Items from a data source
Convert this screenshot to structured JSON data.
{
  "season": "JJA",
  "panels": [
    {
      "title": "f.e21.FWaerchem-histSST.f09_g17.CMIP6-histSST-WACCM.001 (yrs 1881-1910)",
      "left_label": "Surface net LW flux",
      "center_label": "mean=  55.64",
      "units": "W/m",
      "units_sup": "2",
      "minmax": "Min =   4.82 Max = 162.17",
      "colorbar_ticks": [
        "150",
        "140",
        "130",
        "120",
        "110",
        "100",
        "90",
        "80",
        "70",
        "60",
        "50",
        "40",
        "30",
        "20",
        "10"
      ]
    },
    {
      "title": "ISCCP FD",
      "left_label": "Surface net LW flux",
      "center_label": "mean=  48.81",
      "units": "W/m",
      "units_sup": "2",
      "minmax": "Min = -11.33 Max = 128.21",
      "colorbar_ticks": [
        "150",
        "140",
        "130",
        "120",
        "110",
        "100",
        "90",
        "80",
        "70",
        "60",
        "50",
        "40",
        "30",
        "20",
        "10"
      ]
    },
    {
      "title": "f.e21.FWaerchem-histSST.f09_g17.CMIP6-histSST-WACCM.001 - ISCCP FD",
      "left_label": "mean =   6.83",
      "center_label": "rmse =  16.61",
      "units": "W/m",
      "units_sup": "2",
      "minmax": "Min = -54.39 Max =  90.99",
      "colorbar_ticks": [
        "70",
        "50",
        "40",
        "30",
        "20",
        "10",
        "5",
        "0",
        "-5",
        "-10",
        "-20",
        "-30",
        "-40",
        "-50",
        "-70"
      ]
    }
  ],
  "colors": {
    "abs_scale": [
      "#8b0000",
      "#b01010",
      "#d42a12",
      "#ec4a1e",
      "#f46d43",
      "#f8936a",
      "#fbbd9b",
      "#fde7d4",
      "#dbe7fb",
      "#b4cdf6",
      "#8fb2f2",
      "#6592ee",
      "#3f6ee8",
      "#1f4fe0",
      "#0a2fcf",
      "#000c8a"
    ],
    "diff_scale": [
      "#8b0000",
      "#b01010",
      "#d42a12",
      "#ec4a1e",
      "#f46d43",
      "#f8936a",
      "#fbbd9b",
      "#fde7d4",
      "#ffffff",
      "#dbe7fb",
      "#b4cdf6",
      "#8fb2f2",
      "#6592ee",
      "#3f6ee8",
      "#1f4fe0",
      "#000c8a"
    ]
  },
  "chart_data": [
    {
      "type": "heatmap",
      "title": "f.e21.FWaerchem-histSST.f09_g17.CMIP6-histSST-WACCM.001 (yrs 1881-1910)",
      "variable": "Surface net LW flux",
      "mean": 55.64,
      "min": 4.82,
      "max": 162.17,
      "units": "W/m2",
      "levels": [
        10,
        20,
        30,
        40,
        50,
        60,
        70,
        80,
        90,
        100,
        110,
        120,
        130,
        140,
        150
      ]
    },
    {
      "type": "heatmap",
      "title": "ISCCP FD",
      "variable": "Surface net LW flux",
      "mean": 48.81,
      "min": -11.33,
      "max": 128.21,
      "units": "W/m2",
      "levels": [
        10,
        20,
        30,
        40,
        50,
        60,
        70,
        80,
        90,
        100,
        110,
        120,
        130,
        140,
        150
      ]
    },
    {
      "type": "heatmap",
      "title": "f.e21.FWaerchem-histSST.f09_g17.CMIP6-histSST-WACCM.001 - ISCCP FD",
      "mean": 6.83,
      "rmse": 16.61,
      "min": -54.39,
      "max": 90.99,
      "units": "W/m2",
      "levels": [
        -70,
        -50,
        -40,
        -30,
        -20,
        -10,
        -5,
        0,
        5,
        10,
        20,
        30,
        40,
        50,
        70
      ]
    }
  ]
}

Short task: Nothing in the listing may be changed; retype it all exactly.

Result for this exercise:
Convert this screenshot to structured JSON data.
{
  "season": "JJA",
  "panels": [
    {
      "title": "f.e21.FWaerchem-histSST.f09_g17.CMIP6-histSST-WACCM.001 (yrs 1881-1910)",
      "left_label": "Surface net LW flux",
      "center_label": "mean=  55.64",
      "units": "W/m",
      "units_sup": "2",
      "minmax": "Min =   4.82 Max = 162.17",
      "colorbar_ticks": [
        "150",
        "140",
        "130",
        "120",
        "110",
        "100",
        "90",
        "80",
        "70",
        "60",
        "50",
        "40",
        "30",
        "20",
        "10"
      ]
    },
    {
      "title": "ISCCP FD",
      "left_label": "Surface net LW flux",
      "center_label": "mean=  48.81",
      "units": "W/m",
      "units_sup": "2",
      "minmax": "Min = -11.33 Max = 128.21",
      "colorbar_ticks": [
        "150",
        "140",
        "130",
        "120",
        "110",
        "100",
        "90",
        "80",
        "70",
        "60",
        "50",
        "40",
        "30",
        "20",
        "10"
      ]
    },
    {
      "title": "f.e21.FWaerchem-histSST.f09_g17.CMIP6-histSST-WACCM.001 - ISCCP FD",
      "left_label": "mean =   6.83",
      "center_label": "rmse =  16.61",
      "units": "W/m",
      "units_sup": "2",
      "minmax": "Min = -54.39 Max =  90.99",
      "colorbar_ticks": [
        "70",
        "50",
        "40",
        "30",
        "20",
        "10",
        "5",
        "0",
        "-5",
        "-10",
        "-20",
        "-30",
        "-40",
        "-50",
        "-70"
      ]
    }
  ],
  "colors": {
    "abs_scale": [
      "#8b0000",
      "#b01010",
      "#d42a12",
      "#ec4a1e",
      "#f46d43",
      "#f8936a",
      "#fbbd9b",
      "#fde7d4",
      "#dbe7fb",
      "#b4cdf6",
      "#8fb2f2",
      "#6592ee",
      "#3f6ee8",
      "#1f4fe0",
      "#0a2fcf",
      "#000c8a"
    ],
    "diff_scale": [
      "#8b0000",
      "#b01010",
      "#d42a12",
      "#ec4a1e",
      "#f46d43",
      "#f8936a",
      "#fbbd9b",
      "#fde7d4",
      "#ffffff",
      "#dbe7fb",
      "#b4cdf6",
      "#8fb2f2",
      "#6592ee",
      "#3f6ee8",
      "#1f4fe0",
      "#000c8a"
    ]
  },
  "chart_data": [
    {
      "type": "heatmap",
      "title": "f.e21.FWaerchem-histSST.f09_g17.CMIP6-histSST-WACCM.001 (yrs 1881-1910)",
      "variable": "Surface net LW flux",
      "mean": 55.64,
      "min": 4.82,
      "max": 162.17,
      "units": "W/m2",
      "levels": [
        10,
        20,
        30,
        40,
        50,
        60,
        70,
        80,
        90,
        100,
        110,
        120,
        130,
        140,
        150
      ]
    },
    {
      "type": "heatmap",
      "title": "ISCCP FD",
      "variable": "Surface net LW flux",
      "mean": 48.81,
      "min": -11.33,
      "max": 128.21,
      "units": "W/m2",
      "levels": [
        10,
        20,
        30,
        40,
        50,
        60,
        70,
        80,
        90,
        100,
        110,
        120,
        130,
        140,
        150
      ]
    },
    {
      "type": "heatmap",
      "title": "f.e21.FWaerchem-histSST.f09_g17.CMIP6-histSST-WACCM.001 - ISCCP FD",
      "mean": 6.83,
      "rmse": 16.61,
      "min": -54.39,
      "max": 90.99,
      "units": "W/m2",
      "levels": [
        -70,
        -50,
        -40,
        -30,
        -20,
        -10,
        -5,
        0,
        5,
        10,
        20,
        30,
        40,
        50,
        70
      ]
    }
  ]
}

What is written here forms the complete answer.